Page text ::
The second coating solution may contain a metal compound. The metal compound can be one which is stable in the basic solution having pH of 7.1 or higher. The metal compound may be a metal salt, a metal complex compound, an inorganic oligomer, or an inorganic polymer. The metal compound is preferably an inorganic mordant described later. The metal compound is more preferably a zirconium compound or a zinc compound, and still more preferably a metal compound having a valency of three or more (e.g. zirconium compound). Examples thereof include ammonium zirconium carbonate, ammonium zinc acetate, ammonium zinc carbonate, ammonium zirconium nitrate, potassium zirconium carbonate, and ammonium zirconium citrate.

—Cationic Resin—

The gas-phase process silica in the invention, and optional other inorganic material fine particles are preferably used in the state in which they are dispersed in a cationic resin.

The cationic resin is not limited to any especial kind, and is preferably a water-soluble or aqueous emulsion type resin. Examples of the cationic resin include polycationic resins such as dicyan cationic resins such as dicyandiamide-formalin polycondensate, polyamine cationic resins such as dicyanamide-diethylenetriamine polycondensate, epichlorohydrin-dimethylamine addition polymer, dimethyl diallyl ammonium chloride-SO2 copolymer, and diallylamine salt-SO2 copolymer, dimethyl diallyl ammonium chloride polymer, polymer of an allylamine salt, polymer of a dialkylaminoethyl(meth)acrylate quaternary salt, and acrylamide-diallylamine salt copolymer. Dimethyl diallyl ammonium chloride polymer, monomethyl diallyl ammonium chloride polymer and polyamidine are preferable. Dimethyl diallyl ammonium chloride polymer and monomethyl diallyl ammonium chloride polymer are particularly preferable from the viewpoint of water resistance thereof. One cationic resin may be used alone, or two or more cationic resins may be used together. A copolymer of dialkylaminoethyl(meth)acrylate quaternary salt and styrene is also preferable as the cationic resin. The weight-average molecular weight of the cationic resin is preferably from 1,000 to 100,000, more preferably from 3,000 to 70,000, and still more preferably from 4,000 to 50,000 from the viewpoints of dispersibility of the inorganic fine particles (the gas-phase process silica in the invention), the viscosity of the first coating solution, and water resistance and glossiness of the ink-receiving layer.

Dataset rows ::
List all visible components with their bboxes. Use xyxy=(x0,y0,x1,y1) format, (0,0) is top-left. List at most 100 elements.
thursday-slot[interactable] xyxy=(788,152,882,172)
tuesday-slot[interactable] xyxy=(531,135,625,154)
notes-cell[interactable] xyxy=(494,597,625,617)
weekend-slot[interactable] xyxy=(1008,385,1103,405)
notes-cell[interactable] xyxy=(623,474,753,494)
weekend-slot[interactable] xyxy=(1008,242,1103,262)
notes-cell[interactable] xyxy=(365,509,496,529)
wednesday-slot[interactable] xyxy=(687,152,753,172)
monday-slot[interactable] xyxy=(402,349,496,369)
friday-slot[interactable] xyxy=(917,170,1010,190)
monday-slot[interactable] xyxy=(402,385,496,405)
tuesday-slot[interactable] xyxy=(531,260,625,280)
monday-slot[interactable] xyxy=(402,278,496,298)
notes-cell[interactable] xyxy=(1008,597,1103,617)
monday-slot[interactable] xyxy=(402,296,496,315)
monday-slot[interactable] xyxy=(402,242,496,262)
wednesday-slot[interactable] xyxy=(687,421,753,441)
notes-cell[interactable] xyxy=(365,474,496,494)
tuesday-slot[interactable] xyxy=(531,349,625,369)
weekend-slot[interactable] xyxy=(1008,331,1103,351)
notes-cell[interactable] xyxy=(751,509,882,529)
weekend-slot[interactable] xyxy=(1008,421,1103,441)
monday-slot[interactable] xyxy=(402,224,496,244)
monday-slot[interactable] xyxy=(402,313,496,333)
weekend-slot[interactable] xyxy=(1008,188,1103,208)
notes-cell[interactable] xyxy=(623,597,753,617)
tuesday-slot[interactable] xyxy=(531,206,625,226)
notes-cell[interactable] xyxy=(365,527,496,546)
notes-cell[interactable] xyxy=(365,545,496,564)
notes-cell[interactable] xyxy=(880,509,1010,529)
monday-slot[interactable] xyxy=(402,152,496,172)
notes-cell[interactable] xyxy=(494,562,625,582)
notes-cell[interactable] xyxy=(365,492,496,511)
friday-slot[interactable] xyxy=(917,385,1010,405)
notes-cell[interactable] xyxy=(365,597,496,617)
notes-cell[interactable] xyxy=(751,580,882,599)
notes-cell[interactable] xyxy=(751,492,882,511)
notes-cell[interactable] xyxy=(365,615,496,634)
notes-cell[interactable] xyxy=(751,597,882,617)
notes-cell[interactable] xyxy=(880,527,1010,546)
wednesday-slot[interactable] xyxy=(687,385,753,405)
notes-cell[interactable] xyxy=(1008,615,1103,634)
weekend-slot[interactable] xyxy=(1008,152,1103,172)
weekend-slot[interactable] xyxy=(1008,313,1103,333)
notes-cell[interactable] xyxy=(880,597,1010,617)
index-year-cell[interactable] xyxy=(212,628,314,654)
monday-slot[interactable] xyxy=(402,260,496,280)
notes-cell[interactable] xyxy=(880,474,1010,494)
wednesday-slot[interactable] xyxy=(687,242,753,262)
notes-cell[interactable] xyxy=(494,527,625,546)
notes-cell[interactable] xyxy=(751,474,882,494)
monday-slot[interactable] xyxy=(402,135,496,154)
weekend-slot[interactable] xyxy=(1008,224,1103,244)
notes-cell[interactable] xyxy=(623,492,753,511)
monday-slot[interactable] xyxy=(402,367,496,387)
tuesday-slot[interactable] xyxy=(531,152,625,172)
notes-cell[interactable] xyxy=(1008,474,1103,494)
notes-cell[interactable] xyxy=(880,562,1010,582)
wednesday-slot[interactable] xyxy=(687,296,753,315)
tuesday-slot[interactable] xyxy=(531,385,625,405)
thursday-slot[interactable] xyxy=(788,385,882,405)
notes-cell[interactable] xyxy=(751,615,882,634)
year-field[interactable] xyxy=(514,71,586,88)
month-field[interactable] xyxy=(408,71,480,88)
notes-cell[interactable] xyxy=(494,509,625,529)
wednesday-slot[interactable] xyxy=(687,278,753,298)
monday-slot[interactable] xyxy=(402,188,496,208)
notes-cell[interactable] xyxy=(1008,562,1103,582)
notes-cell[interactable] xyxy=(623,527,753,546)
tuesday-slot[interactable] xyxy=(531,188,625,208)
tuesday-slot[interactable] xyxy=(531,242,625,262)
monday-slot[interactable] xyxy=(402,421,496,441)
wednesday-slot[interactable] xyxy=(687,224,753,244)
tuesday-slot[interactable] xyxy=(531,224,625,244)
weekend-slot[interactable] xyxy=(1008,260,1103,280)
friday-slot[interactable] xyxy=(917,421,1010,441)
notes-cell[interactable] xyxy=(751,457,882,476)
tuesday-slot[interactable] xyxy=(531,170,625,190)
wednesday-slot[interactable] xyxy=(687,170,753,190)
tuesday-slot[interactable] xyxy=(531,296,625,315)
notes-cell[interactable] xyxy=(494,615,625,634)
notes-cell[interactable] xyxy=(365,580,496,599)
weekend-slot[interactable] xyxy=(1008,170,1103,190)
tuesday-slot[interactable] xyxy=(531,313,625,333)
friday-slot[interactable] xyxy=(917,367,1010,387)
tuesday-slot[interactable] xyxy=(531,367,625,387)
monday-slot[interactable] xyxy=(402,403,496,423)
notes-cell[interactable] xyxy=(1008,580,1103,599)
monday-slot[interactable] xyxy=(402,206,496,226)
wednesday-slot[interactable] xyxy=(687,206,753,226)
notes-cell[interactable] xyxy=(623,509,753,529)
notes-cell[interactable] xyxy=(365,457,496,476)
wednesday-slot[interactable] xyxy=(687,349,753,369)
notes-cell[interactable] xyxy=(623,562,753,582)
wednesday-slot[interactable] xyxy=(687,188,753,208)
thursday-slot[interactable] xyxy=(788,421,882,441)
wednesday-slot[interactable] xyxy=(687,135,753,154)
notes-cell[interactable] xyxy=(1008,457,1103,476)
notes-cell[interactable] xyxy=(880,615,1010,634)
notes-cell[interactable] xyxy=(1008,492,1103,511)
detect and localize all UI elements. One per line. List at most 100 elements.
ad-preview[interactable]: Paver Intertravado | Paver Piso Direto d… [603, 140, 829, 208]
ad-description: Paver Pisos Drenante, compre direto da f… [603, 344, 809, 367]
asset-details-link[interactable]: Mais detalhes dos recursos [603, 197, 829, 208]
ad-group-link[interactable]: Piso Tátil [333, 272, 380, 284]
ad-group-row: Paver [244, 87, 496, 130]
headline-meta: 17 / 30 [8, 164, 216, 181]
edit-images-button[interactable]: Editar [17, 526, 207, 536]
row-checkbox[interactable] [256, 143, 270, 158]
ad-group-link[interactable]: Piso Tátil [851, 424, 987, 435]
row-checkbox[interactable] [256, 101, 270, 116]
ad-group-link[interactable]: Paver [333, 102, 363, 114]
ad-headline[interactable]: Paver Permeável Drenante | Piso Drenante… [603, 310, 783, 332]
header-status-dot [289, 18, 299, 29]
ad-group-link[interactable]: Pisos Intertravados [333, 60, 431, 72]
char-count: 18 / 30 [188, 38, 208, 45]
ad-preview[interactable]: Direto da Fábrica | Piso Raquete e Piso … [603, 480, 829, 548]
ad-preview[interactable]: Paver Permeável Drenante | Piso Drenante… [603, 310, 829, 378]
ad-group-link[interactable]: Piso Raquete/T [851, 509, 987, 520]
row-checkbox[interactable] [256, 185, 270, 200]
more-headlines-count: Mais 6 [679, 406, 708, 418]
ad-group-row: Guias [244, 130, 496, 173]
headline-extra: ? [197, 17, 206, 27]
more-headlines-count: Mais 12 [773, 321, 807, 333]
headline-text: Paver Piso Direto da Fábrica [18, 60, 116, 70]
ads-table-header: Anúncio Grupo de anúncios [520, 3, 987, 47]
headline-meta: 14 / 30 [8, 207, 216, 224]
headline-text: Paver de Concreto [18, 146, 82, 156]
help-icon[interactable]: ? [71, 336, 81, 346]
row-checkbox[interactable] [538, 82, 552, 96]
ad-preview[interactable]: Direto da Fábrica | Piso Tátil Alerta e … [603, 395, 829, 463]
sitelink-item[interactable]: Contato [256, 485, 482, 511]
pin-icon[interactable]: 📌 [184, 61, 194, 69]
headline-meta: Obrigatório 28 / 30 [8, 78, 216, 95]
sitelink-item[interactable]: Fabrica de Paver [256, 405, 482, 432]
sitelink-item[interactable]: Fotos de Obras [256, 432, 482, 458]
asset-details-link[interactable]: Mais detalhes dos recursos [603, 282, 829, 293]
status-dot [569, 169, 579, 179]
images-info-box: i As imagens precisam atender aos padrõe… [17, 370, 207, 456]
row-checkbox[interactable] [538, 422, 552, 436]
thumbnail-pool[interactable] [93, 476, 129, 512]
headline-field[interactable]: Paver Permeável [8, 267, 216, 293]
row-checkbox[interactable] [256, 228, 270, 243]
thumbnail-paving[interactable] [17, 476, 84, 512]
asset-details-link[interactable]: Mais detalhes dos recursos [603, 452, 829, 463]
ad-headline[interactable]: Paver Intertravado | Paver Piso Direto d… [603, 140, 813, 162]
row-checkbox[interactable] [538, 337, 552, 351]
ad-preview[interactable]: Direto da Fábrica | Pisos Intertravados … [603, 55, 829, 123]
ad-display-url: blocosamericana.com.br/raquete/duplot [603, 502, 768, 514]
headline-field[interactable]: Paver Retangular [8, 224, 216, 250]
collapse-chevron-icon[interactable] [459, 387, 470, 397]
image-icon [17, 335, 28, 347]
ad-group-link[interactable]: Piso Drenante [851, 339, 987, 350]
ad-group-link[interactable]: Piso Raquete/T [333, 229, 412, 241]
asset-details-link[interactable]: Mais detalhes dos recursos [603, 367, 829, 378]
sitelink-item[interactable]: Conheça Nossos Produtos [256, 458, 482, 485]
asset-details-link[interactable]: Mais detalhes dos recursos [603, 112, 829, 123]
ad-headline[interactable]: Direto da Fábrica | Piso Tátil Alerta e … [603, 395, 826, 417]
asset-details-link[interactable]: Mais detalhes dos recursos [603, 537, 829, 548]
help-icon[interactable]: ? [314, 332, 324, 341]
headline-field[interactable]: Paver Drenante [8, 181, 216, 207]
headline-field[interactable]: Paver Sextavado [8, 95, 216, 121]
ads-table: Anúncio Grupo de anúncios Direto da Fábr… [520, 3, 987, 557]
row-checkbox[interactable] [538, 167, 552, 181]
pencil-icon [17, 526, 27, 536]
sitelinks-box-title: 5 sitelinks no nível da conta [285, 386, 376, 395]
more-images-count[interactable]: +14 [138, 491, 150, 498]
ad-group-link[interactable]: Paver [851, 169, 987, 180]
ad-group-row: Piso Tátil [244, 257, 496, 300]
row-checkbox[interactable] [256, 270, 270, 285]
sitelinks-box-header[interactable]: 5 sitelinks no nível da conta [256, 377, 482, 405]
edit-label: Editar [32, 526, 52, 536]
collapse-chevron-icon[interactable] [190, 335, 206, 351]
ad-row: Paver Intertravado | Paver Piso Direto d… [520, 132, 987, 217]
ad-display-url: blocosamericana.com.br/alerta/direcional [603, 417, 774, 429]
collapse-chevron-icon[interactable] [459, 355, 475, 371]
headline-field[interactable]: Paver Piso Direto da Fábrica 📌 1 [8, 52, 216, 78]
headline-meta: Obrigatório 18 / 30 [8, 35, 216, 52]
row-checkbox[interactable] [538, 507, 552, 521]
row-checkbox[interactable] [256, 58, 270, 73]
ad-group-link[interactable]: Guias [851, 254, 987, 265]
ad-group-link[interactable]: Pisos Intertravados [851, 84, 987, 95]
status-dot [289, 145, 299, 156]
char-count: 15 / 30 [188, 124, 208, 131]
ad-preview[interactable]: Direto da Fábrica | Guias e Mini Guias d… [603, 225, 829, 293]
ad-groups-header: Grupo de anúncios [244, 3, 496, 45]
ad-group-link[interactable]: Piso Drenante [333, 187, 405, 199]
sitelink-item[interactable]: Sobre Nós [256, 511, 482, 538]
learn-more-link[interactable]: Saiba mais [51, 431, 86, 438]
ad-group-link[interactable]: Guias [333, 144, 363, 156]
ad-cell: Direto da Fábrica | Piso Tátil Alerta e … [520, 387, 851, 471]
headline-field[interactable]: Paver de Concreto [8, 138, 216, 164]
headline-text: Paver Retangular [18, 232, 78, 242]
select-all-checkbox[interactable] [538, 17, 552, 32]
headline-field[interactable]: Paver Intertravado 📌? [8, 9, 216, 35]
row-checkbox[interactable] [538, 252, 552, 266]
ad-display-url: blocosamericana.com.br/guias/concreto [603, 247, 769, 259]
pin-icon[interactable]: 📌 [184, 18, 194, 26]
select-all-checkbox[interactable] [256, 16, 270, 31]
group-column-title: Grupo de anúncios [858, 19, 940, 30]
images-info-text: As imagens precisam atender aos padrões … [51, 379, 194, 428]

Set of tasks ::
**1)** Render this sentence from the coating-solution text in Spanish: "The cationic resin is not limited to any especial kind, and is preferably a water-soluble or aqueous emulsion type resin."
**2)** Carry the coating-solution text forward, beginning right after its final sentence.
The records play no part in any of this work.

Responses in order ::
**1)** La resina catiónica no se limita a ningún tipo en especial y es preferiblemente una resina hidrosoluble o de tipo emulsión acuosa.

**2)**
The content of the cationic resin contained in the ink-receiving layer is preferably from 1 to 30 parts by mass, and more preferably from 3 to 20 parts by mass with respect to 100 parts by mass of the total of the gas-phase process silica in the invention and other inorganic material fine particles. A method for adding the cationic resin to the gas-phase process silica in the invention is not particularly limited, and may be, for example, a method (1) of adding gas-phase process silica powder or gas-phase process silica slurry to an aqueous solution containing the cationic resin, or a method (2) of adding the cationic resin to a gas-phase process silica slurry solution. In the above method (1), the cationic polymer may be added to a system in a small amount before the gas-phase process silica in the invention and so on are pulverized and dispersed, pulverized and dispersed into a desired particle size, and the cationic polymer may be further added to the system.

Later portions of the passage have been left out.